ESTRATTO FORNITO.
----

La situazione in Medio Oriente e il ruolo dell’ Iran. La nuova Siria che si sta configurando in questi giorni rappresenta il punto di frattura da cui sorgerà il nuovo Medioriente. Un terreno di scontro tra Russia, Stati Uniti e Cina. Coloro che pensano ad una ripetizione della Guerra Fredda sulle rive dell’Eufrate si stanno sbagliando. Mosca non vuole in nessun modo la completa espulsione degli Stati Uniti dal quadrante mediorientale, ma solo un suo ridimensionamento.
Ma un altro importante fattore da considerare non può che essere l’Iran.
L’alleanza Teheran-Damasco
L’alleanza tra l’Iran e la Siria è una costante storica. Un asse strategico dal 1979, anno del defenestramento della dinastia Pahlavi.
È una relazione privilegiata che ruota intorno a tre fattori: l’ostilità verso Israele, il contro-bilanciamento dell’influenza occidentale in Medioriente e il contenimento del sunnismo revanscista.
Il ruolo dell’Iran è ben approfondito da molto tempo nei rapporti con la Siria. Nel 1980, la Siria è stato l’unico Paese arabo a schierarsi con Teheran nella guerra contro l’Iraq di Saddam Hussein, fornendo loro armi e materiali, missili terra-aria e razzi anticarro, autorizzando inoltre piloti dell’aviazione iraniana ad atterrare nelle basi siriane in caso di emergenza. Non ultimo, addestrava gruppi di dissidenti curdo-iracheni.
In cambio riceveva petrolio a prezzi stracciati e, in seguito, know-how per il programma di armi chimiche. La storia insegna che l’asse Damasco-Teheran assomiglia molto a un patto di ferro. Difficile che possa incrinarsi in futuro.

----

Annotazioni degli elementi di impaginazione.
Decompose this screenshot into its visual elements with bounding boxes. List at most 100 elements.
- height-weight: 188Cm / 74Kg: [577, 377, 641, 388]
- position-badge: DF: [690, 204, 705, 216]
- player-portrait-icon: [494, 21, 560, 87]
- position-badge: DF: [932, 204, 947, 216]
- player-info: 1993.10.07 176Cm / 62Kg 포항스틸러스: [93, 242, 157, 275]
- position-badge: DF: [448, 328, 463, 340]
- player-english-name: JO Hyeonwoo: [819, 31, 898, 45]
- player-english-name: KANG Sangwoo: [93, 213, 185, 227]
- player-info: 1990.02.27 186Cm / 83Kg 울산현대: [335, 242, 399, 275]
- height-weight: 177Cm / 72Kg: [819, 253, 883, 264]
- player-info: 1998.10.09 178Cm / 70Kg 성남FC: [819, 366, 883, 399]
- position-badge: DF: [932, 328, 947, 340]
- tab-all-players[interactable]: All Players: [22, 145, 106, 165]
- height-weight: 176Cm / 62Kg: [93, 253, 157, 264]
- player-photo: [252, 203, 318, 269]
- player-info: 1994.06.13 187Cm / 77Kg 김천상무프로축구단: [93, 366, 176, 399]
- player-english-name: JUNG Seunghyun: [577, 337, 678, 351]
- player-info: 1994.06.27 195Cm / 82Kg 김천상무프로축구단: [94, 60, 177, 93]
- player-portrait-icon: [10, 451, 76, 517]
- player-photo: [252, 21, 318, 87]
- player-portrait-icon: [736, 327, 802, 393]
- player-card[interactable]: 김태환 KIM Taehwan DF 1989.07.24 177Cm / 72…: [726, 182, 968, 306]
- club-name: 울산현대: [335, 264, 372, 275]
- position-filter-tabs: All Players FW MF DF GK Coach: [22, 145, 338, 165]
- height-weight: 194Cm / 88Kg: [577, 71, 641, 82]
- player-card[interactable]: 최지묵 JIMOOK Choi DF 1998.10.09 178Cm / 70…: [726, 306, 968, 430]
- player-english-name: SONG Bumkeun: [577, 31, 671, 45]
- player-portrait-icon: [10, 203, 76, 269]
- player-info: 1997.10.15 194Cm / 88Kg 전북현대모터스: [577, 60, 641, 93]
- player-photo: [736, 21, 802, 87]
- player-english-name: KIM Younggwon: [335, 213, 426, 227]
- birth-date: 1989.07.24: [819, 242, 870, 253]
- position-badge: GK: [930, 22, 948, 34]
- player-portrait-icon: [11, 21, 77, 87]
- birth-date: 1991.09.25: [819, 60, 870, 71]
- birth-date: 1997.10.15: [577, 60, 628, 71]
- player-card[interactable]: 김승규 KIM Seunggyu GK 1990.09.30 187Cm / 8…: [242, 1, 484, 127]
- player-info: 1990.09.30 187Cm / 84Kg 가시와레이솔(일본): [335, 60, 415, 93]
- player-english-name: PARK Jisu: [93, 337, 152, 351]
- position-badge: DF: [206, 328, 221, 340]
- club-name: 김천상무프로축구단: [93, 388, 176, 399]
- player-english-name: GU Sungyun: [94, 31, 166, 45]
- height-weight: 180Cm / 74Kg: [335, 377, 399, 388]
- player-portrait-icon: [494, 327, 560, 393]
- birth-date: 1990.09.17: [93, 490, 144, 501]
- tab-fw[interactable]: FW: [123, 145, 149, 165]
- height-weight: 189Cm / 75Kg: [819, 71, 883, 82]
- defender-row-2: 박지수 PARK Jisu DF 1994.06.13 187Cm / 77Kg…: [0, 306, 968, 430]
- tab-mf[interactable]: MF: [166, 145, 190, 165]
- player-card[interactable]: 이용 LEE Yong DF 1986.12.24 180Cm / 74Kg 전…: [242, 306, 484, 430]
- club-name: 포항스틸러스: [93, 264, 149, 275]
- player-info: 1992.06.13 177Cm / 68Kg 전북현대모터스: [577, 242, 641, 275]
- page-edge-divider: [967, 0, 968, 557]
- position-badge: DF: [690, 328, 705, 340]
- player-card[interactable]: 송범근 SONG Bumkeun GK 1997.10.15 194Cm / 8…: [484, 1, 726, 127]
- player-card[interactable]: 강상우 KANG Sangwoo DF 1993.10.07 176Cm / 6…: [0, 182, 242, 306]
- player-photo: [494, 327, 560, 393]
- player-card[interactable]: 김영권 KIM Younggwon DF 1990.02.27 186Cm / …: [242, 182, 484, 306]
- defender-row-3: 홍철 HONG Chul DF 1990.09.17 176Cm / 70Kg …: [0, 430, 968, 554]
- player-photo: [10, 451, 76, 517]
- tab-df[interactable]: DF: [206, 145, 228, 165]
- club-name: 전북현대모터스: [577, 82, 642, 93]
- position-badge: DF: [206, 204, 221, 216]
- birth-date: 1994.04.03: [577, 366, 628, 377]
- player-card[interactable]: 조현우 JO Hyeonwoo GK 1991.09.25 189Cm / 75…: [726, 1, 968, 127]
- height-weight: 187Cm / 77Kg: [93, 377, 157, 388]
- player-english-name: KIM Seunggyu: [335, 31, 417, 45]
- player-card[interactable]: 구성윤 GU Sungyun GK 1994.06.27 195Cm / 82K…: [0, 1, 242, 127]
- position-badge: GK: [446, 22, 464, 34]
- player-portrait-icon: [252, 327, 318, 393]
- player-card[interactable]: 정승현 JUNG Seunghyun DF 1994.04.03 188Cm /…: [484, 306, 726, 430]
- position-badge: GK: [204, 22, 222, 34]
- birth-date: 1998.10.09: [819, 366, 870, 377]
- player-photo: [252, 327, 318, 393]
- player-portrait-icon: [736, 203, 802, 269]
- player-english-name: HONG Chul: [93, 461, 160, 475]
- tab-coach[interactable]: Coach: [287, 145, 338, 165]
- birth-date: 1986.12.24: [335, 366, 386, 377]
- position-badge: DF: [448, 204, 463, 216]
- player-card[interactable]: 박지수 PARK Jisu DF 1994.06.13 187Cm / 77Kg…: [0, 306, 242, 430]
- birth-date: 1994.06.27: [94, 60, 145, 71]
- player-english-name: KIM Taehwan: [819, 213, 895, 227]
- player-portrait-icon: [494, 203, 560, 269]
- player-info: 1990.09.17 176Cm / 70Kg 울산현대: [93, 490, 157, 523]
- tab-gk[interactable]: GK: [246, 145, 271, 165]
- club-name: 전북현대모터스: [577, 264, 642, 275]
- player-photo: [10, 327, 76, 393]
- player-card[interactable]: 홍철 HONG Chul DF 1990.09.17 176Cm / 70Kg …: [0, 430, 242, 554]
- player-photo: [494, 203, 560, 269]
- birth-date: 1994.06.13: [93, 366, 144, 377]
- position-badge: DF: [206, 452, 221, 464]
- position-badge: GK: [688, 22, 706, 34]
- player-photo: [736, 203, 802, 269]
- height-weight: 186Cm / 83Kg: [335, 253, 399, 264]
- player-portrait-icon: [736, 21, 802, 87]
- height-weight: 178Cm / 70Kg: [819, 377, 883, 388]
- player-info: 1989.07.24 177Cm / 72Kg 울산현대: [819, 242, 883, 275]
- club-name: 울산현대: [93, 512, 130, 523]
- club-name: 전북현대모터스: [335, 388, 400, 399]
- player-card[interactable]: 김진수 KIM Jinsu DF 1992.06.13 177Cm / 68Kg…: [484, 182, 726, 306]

----

Rispondi a queste domande sull'estratto dedicato all'alleanza tra Iran e Siria:
1. Da quale anno l'alleanza è un asse strategico?
2. Attorno a quali tre fattori ruota la relazione?
3. Che cosa riceveva la Siria in cambio del suo sostegno nella guerra contro l'Iraq?
L'elenco non serve per svolgere il lavoro.

RISPOSTA SCRITTA.
1. Dal 1979.
2. L'ostilità verso Israele, il contro-bilanciamento dell'influenza occidentale in Medioriente e il contenimento del sunnismo revanscista.
3. Petrolio a prezzi stracciati e, in seguito, know-how per il programma di armi chimiche.